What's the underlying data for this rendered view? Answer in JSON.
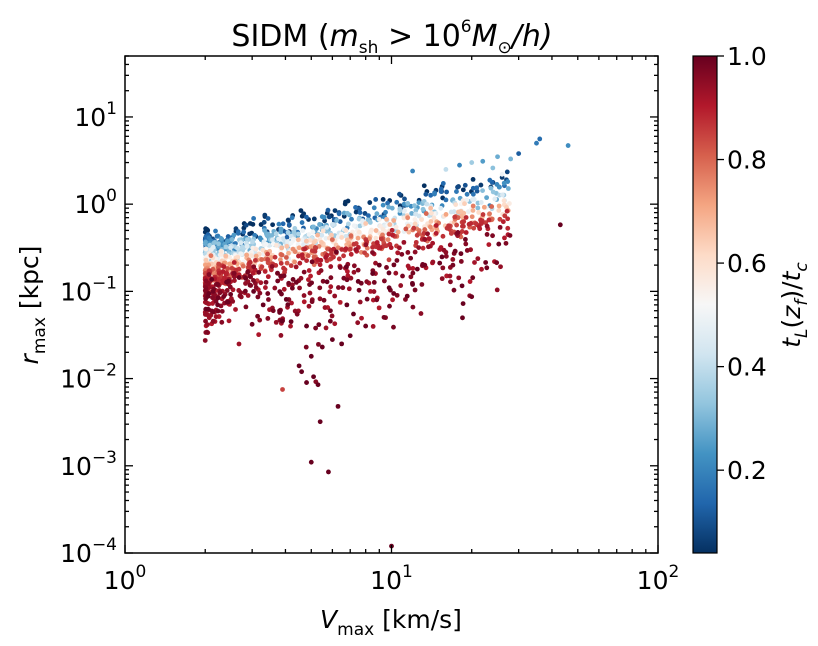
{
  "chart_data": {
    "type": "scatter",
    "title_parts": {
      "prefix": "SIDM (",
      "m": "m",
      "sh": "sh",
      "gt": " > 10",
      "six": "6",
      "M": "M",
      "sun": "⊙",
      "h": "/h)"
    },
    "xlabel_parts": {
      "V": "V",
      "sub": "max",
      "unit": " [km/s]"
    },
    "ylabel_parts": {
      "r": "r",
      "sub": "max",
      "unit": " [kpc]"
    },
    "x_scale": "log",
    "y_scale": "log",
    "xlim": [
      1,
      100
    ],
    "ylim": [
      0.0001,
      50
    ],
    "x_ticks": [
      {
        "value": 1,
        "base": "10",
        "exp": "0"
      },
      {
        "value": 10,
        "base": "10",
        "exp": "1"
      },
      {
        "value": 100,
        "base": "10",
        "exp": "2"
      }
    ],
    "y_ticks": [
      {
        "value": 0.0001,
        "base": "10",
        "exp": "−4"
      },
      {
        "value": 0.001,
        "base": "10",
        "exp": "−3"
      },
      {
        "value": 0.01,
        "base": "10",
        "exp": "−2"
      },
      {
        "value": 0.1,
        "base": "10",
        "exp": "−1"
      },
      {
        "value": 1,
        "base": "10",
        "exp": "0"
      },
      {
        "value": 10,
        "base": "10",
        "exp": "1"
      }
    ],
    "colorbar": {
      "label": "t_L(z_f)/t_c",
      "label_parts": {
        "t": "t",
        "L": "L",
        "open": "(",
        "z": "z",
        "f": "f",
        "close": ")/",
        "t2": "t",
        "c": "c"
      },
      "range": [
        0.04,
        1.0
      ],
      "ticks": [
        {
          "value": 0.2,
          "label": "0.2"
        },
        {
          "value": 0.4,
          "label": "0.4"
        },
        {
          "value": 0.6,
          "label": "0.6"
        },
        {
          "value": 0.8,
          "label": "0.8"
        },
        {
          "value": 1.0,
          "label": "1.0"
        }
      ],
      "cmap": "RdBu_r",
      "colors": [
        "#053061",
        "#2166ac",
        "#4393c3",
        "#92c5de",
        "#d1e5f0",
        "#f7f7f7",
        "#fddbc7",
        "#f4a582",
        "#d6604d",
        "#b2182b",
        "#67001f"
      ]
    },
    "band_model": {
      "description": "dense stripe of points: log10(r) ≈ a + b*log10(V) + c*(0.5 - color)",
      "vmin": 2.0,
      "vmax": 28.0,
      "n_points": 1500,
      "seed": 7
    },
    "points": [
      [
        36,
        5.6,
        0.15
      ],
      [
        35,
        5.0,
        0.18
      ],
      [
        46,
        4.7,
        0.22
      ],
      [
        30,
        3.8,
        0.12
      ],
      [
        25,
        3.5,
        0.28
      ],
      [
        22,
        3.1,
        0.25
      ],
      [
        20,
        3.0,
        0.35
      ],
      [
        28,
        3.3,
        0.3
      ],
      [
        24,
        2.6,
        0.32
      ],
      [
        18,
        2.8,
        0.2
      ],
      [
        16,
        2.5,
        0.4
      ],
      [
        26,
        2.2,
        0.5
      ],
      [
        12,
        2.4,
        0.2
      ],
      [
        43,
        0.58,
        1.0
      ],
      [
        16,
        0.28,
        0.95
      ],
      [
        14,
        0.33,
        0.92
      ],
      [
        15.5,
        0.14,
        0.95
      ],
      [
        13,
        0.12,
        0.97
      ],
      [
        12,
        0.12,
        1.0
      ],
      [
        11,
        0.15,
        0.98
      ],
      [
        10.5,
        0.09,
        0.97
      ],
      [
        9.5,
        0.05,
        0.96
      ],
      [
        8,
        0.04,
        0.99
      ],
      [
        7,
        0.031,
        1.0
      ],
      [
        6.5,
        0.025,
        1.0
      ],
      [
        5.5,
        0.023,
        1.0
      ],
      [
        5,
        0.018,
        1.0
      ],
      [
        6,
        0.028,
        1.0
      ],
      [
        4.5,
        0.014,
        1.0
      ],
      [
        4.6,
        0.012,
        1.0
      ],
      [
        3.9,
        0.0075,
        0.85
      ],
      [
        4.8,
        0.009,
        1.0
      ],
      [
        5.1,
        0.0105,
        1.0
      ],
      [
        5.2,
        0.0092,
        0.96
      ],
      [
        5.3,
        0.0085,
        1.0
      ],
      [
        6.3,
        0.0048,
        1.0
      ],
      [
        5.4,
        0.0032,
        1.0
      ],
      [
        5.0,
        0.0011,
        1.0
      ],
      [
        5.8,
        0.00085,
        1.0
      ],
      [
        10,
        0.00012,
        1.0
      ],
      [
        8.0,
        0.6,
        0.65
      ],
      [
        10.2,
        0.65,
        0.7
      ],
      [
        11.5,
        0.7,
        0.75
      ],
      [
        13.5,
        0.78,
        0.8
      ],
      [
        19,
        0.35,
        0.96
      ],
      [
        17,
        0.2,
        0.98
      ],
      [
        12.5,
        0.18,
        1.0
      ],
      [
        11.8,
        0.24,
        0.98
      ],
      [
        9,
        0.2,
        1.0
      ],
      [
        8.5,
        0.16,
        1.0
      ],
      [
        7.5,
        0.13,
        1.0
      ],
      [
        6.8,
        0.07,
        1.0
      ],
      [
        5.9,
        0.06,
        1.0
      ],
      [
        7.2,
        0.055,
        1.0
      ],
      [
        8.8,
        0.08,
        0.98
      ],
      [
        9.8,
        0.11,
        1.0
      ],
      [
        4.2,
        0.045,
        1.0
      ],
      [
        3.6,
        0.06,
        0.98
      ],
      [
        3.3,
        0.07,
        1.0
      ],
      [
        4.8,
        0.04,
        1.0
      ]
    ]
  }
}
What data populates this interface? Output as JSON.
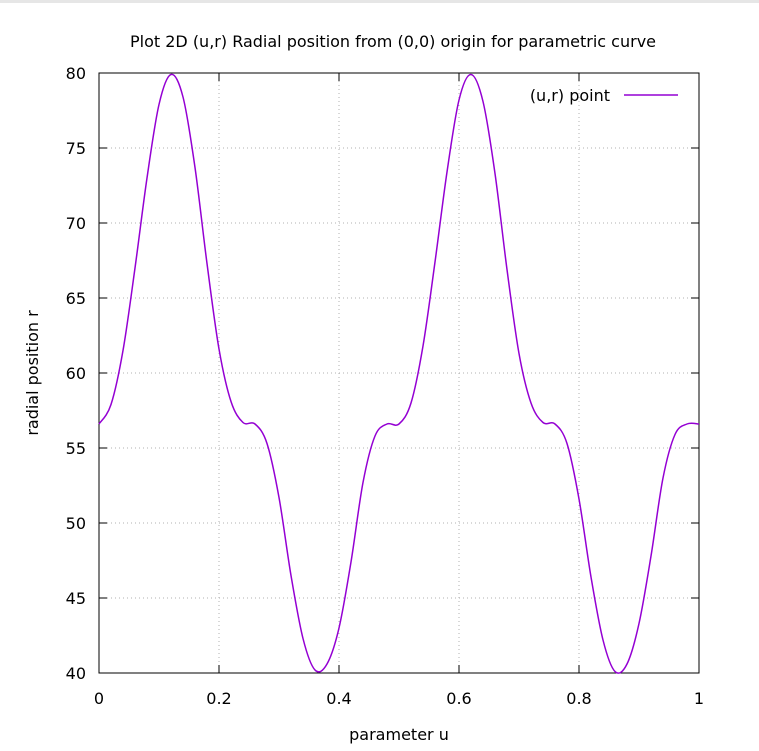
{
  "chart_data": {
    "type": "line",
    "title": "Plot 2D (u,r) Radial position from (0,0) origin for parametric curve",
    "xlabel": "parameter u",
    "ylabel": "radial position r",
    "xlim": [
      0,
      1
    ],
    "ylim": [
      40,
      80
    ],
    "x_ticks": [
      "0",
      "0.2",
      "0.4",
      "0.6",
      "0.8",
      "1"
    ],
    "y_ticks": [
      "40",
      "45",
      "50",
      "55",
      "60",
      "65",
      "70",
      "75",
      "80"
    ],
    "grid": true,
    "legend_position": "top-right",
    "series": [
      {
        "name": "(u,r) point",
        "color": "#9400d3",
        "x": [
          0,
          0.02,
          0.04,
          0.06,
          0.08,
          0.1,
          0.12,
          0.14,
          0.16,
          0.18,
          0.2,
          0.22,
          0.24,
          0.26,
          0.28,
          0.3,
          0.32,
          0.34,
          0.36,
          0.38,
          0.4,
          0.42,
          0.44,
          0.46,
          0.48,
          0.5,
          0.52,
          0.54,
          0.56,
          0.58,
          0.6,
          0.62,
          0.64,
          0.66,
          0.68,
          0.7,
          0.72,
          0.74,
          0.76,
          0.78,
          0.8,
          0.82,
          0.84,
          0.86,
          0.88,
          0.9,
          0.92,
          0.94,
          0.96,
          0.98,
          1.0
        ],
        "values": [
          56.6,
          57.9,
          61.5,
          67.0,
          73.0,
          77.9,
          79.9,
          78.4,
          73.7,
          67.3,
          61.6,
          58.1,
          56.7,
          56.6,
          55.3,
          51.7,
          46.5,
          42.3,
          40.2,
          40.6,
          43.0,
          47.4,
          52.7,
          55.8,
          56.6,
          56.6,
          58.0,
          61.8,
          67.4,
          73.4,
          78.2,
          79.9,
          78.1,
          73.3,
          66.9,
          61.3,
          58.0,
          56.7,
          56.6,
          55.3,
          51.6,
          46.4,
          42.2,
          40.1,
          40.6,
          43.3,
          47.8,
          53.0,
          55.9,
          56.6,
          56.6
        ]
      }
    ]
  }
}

#### WRITTEN EXERCISE
Leave out the pictures and retype every line above exactly.

#### CORRECT RESPONSE
What's the underlying data for this rendered view? Answer in JSON.
{
  "chart_data": {
    "type": "scatter",
    "title_parts": {
      "prefix": "SIDM (",
      "m": "m",
      "sh": "sh",
      "gt": " > 10",
      "six": "6",
      "M": "M",
      "sun": "⊙",
      "h": "/h)"
    },
    "xlabel_parts": {
      "V": "V",
      "sub": "max",
      "unit": " [km/s]"
    },
    "ylabel_parts": {
      "r": "r",
      "sub": "max",
      "unit": " [kpc]"
    },
    "x_scale": "log",
    "y_scale": "log",
    "xlim": [
      1,
      100
    ],
    "ylim": [
      0.0001,
      50
    ],
    "x_ticks": [
      {
        "value": 1,
        "base": "10",
        "exp": "0"
      },
      {
        "value": 10,
        "base": "10",
        "exp": "1"
      },
      {
        "value": 100,
        "base": "10",
        "exp": "2"
      }
    ],
    "y_ticks": [
      {
        "value": 0.0001,
        "base": "10",
        "exp": "−4"
      },
      {
        "value": 0.001,
        "base": "10",
        "exp": "−3"
      },
      {
        "value": 0.01,
        "base": "10",
        "exp": "−2"
      },
      {
        "value": 0.1,
        "base": "10",
        "exp": "−1"
      },
      {
        "value": 1,
        "base": "10",
        "exp": "0"
      },
      {
        "value": 10,
        "base": "10",
        "exp": "1"
      }
    ],
    "colorbar": {
      "label": "t_L(z_f)/t_c",
      "label_parts": {
        "t": "t",
        "L": "L",
        "open": "(",
        "z": "z",
        "f": "f",
        "close": ")/",
        "t2": "t",
        "c": "c"
      },
      "range": [
        0.04,
        1.0
      ],
      "ticks": [
        {
          "value": 0.2,
          "label": "0.2"
        },
        {
          "value": 0.4,
          "label": "0.4"
        },
        {
          "value": 0.6,
          "label": "0.6"
        },
        {
          "value": 0.8,
          "label": "0.8"
        },
        {
          "value": 1.0,
          "label": "1.0"
        }
      ],
      "cmap": "RdBu_r",
      "colors": [
        "#053061",
        "#2166ac",
        "#4393c3",
        "#92c5de",
        "#d1e5f0",
        "#f7f7f7",
        "#fddbc7",
        "#f4a582",
        "#d6604d",
        "#b2182b",
        "#67001f"
      ]
    },
    "band_model": {
      "description": "dense stripe of points: log10(r) ≈ a + b*log10(V) + c*(0.5 - color)",
      "vmin": 2.0,
      "vmax": 28.0,
      "n_points": 1500,
      "seed": 7
    },
    "points": [
      [
        36,
        5.6,
        0.15
      ],
      [
        35,
        5.0,
        0.18
      ],
      [
        46,
        4.7,
        0.22
      ],
      [
        30,
        3.8,
        0.12
      ],
      [
        25,
        3.5,
        0.28
      ],
      [
        22,
        3.1,
        0.25
      ],
      [
        20,
        3.0,
        0.35
      ],
      [
        28,
        3.3,
        0.3
      ],
      [
        24,
        2.6,
        0.32
      ],
      [
        18,
        2.8,
        0.2
      ],
      [
        16,
        2.5,
        0.4
      ],
      [
        26,
        2.2,
        0.5
      ],
      [
        12,
        2.4,
        0.2
      ],
      [
        43,
        0.58,
        1.0
      ],
      [
        16,
        0.28,
        0.95
      ],
      [
        14,
        0.33,
        0.92
      ],
      [
        15.5,
        0.14,
        0.95
      ],
      [
        13,
        0.12,
        0.97
      ],
      [
        12,
        0.12,
        1.0
      ],
      [
        11,
        0.15,
        0.98
      ],
      [
        10.5,
        0.09,
        0.97
      ],
      [
        9.5,
        0.05,
        0.96
      ],
      [
        8,
        0.04,
        0.99
      ],
      [
        7,
        0.031,
        1.0
      ],
      [
        6.5,
        0.025,
        1.0
      ],
      [
        5.5,
        0.023,
        1.0
      ],
      [
        5,
        0.018,
        1.0
      ],
      [
        6,
        0.028,
        1.0
      ],
      [
        4.5,
        0.014,
        1.0
      ],
      [
        4.6,
        0.012,
        1.0
      ],
      [
        3.9,
        0.0075,
        0.85
      ],
      [
        4.8,
        0.009,
        1.0
      ],
      [
        5.1,
        0.0105,
        1.0
      ],
      [
        5.2,
        0.0092,
        0.96
      ],
      [
        5.3,
        0.0085,
        1.0
      ],
      [
        6.3,
        0.0048,
        1.0
      ],
      [
        5.4,
        0.0032,
        1.0
      ],
      [
        5.0,
        0.0011,
        1.0
      ],
      [
        5.8,
        0.00085,
        1.0
      ],
      [
        10,
        0.00012,
        1.0
      ],
      [
        8.0,
        0.6,
        0.65
      ],
      [
        10.2,
        0.65,
        0.7
      ],
      [
        11.5,
        0.7,
        0.75
      ],
      [
        13.5,
        0.78,
        0.8
      ],
      [
        19,
        0.35,
        0.96
      ],
      [
        17,
        0.2,
        0.98
      ],
      [
        12.5,
        0.18,
        1.0
      ],
      [
        11.8,
        0.24,
        0.98
      ],
      [
        9,
        0.2,
        1.0
      ],
      [
        8.5,
        0.16,
        1.0
      ],
      [
        7.5,
        0.13,
        1.0
      ],
      [
        6.8,
        0.07,
        1.0
      ],
      [
        5.9,
        0.06,
        1.0
      ],
      [
        7.2,
        0.055,
        1.0
      ],
      [
        8.8,
        0.08,
        0.98
      ],
      [
        9.8,
        0.11,
        1.0
      ],
      [
        4.2,
        0.045,
        1.0
      ],
      [
        3.6,
        0.06,
        0.98
      ],
      [
        3.3,
        0.07,
        1.0
      ],
      [
        4.8,
        0.04,
        1.0
      ]
    ]
  }
}
What data populates this interface? Output as JSON.
{
  "chart_data": {
    "type": "line",
    "title": "Plot 2D (u,r) Radial position from (0,0) origin for parametric curve",
    "xlabel": "parameter u",
    "ylabel": "radial position r",
    "xlim": [
      0,
      1
    ],
    "ylim": [
      40,
      80
    ],
    "x_ticks": [
      "0",
      "0.2",
      "0.4",
      "0.6",
      "0.8",
      "1"
    ],
    "y_ticks": [
      "40",
      "45",
      "50",
      "55",
      "60",
      "65",
      "70",
      "75",
      "80"
    ],
    "grid": true,
    "legend_position": "top-right",
    "series": [
      {
        "name": "(u,r) point",
        "color": "#9400d3",
        "x": [
          0,
          0.02,
          0.04,
          0.06,
          0.08,
          0.1,
          0.12,
          0.14,
          0.16,
          0.18,
          0.2,
          0.22,
          0.24,
          0.26,
          0.28,
          0.3,
          0.32,
          0.34,
          0.36,
          0.38,
          0.4,
          0.42,
          0.44,
          0.46,
          0.48,
          0.5,
          0.52,
          0.54,
          0.56,
          0.58,
          0.6,
          0.62,
          0.64,
          0.66,
          0.68,
          0.7,
          0.72,
          0.74,
          0.76,
          0.78,
          0.8,
          0.82,
          0.84,
          0.86,
          0.88,
          0.9,
          0.92,
          0.94,
          0.96,
          0.98,
          1.0
        ],
        "values": [
          56.6,
          57.9,
          61.5,
          67.0,
          73.0,
          77.9,
          79.9,
          78.4,
          73.7,
          67.3,
          61.6,
          58.1,
          56.7,
          56.6,
          55.3,
          51.7,
          46.5,
          42.3,
          40.2,
          40.6,
          43.0,
          47.4,
          52.7,
          55.8,
          56.6,
          56.6,
          58.0,
          61.8,
          67.4,
          73.4,
          78.2,
          79.9,
          78.1,
          73.3,
          66.9,
          61.3,
          58.0,
          56.7,
          56.6,
          55.3,
          51.6,
          46.4,
          42.2,
          40.1,
          40.6,
          43.3,
          47.8,
          53.0,
          55.9,
          56.6,
          56.6
        ]
      }
    ]
  }
}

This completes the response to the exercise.